Leave the pictures out, and retype all of the material exactly as written.

·····

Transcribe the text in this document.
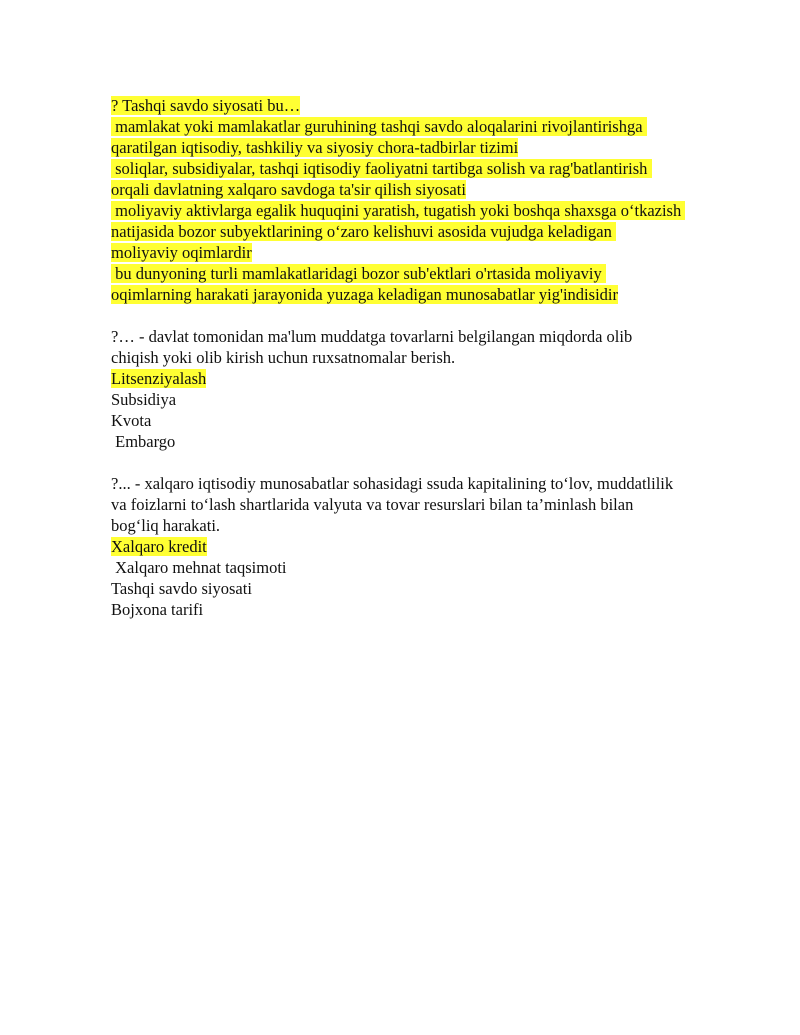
? Tashqi savdo siyosati bu…
mamlakat yoki mamlakatlar guruhining tashqi savdo aloqalarini rivojlantirishga
qaratilgan iqtisodiy, tashkiliy va siyosiy chora-tadbirlar tizimi
soliqlar, subsidiyalar, tashqi iqtisodiy faoliyatni tartibga solish va rag'batlantirish
orqali davlatning xalqaro savdoga ta'sir qilish siyosati
moliyaviy aktivlarga egalik huquqini yaratish, tugatish yoki boshqa shaxsga o‘tkazish
natijasida bozor subyektlarining o‘zaro kelishuvi asosida vujudga keladigan
moliyaviy oqimlardir
bu dunyoning turli mamlakatlaridagi bozor sub'ektlari o'rtasida moliyaviy
oqimlarning harakati jarayonida yuzaga keladigan munosabatlar yig'indisidir
?… - davlat tomonidan ma'lum muddatga tovarlarni belgilangan miqdorda olib
chiqish yoki olib kirish uchun ruxsatnomalar berish.
Litsenziyalash
Subsidiya
Kvota
Embargo
?... - xalqaro iqtisodiy munosabatlar sohasidagi ssuda kapitalining to‘lov, muddatlilik
va foizlarni to‘lash shartlarida valyuta va tovar resurslari bilan ta’minlash bilan
bog‘liq harakati.
Xalqaro kredit
Xalqaro mehnat taqsimoti
Tashqi savdo siyosati
Bojxona tarifi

·····

### RESULT OF THIS TASK:
Transcribe the text in this document.
? Tashqi savdo siyosati bu…
mamlakat yoki mamlakatlar guruhining tashqi savdo aloqalarini rivojlantirishga
qaratilgan iqtisodiy, tashkiliy va siyosiy chora-tadbirlar tizimi
soliqlar, subsidiyalar, tashqi iqtisodiy faoliyatni tartibga solish va rag'batlantirish
orqali davlatning xalqaro savdoga ta'sir qilish siyosati
moliyaviy aktivlarga egalik huquqini yaratish, tugatish yoki boshqa shaxsga o‘tkazish
natijasida bozor subyektlarining o‘zaro kelishuvi asosida vujudga keladigan
moliyaviy oqimlardir
bu dunyoning turli mamlakatlaridagi bozor sub'ektlari o'rtasida moliyaviy
oqimlarning harakati jarayonida yuzaga keladigan munosabatlar yig'indisidir
?… - davlat tomonidan ma'lum muddatga tovarlarni belgilangan miqdorda olib
chiqish yoki olib kirish uchun ruxsatnomalar berish.
Litsenziyalash
Subsidiya
Kvota
Embargo
?... - xalqaro iqtisodiy munosabatlar sohasidagi ssuda kapitalining to‘lov, muddatlilik
va foizlarni to‘lash shartlarida valyuta va tovar resurslari bilan ta’minlash bilan
bog‘liq harakati.
Xalqaro kredit
Xalqaro mehnat taqsimoti
Tashqi savdo siyosati
Bojxona tarifi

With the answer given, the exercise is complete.